WRITTEN TASK
The exercise asks you to copy every line below in which "title" appears.

Stored data
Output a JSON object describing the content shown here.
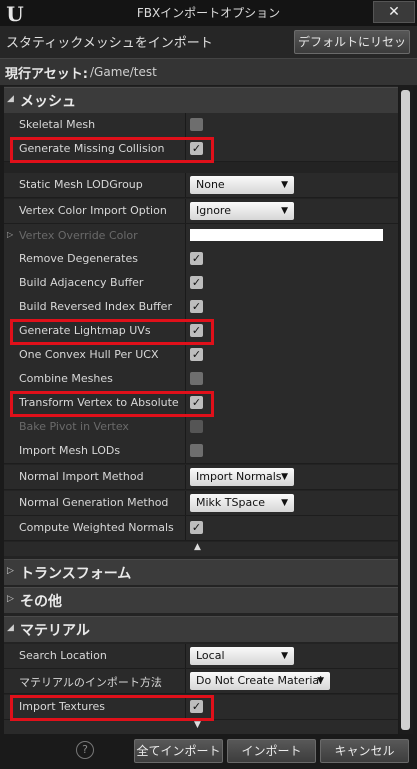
{
  "window": {
    "title": "FBXインポートオプション",
    "close": "✕",
    "logo_icon": "unreal-logo"
  },
  "header": {
    "title": "スタティックメッシュをインポート",
    "reset_label": "デフォルトにリセット"
  },
  "path": {
    "label": "現行アセット:",
    "value": "/Game/test"
  },
  "sections": {
    "mesh": "メッシュ",
    "transform": "トランスフォーム",
    "misc": "その他",
    "material": "マテリアル"
  },
  "mesh_rows": {
    "skeletal_mesh": {
      "label": "Skeletal Mesh",
      "checked": false
    },
    "generate_missing_collision": {
      "label": "Generate Missing Collision",
      "checked": true
    },
    "static_mesh_lodgroup": {
      "label": "Static Mesh LODGroup",
      "value": "None"
    },
    "vertex_color_import_option": {
      "label": "Vertex Color Import Option",
      "value": "Ignore"
    },
    "vertex_override_color": {
      "label": "Vertex Override Color",
      "color": "#ffffff"
    },
    "remove_degenerates": {
      "label": "Remove Degenerates",
      "checked": true
    },
    "build_adjacency_buffer": {
      "label": "Build Adjacency Buffer",
      "checked": true
    },
    "build_reversed_index_buffer": {
      "label": "Build Reversed Index Buffer",
      "checked": true
    },
    "generate_lightmap_uvs": {
      "label": "Generate Lightmap UVs",
      "checked": true
    },
    "one_convex_hull_per_ucx": {
      "label": "One Convex Hull Per UCX",
      "checked": true
    },
    "combine_meshes": {
      "label": "Combine Meshes",
      "checked": false
    },
    "transform_vertex_to_absolute": {
      "label": "Transform Vertex to Absolute",
      "checked": true
    },
    "bake_pivot_in_vertex": {
      "label": "Bake Pivot in Vertex",
      "checked": false
    },
    "import_mesh_lods": {
      "label": "Import Mesh LODs",
      "checked": false
    },
    "normal_import_method": {
      "label": "Normal Import Method",
      "value": "Import Normals"
    },
    "normal_generation_method": {
      "label": "Normal Generation Method",
      "value": "Mikk TSpace"
    },
    "compute_weighted_normals": {
      "label": "Compute Weighted Normals",
      "checked": true
    }
  },
  "material_rows": {
    "search_location": {
      "label": "Search Location",
      "value": "Local"
    },
    "material_import_method": {
      "label": "マテリアルのインポート方法",
      "value": "Do Not Create Material"
    },
    "import_textures": {
      "label": "Import Textures",
      "checked": true
    }
  },
  "footer": {
    "help_icon": "?",
    "import_all": "全てインポート",
    "import": "インポート",
    "cancel": "キャンセル"
  },
  "highlight_color": "#e0101a"
}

EXERCISE OUTPUT
    "title": "FBXインポートオプション",
    "title": "スタティックメッシュをインポート",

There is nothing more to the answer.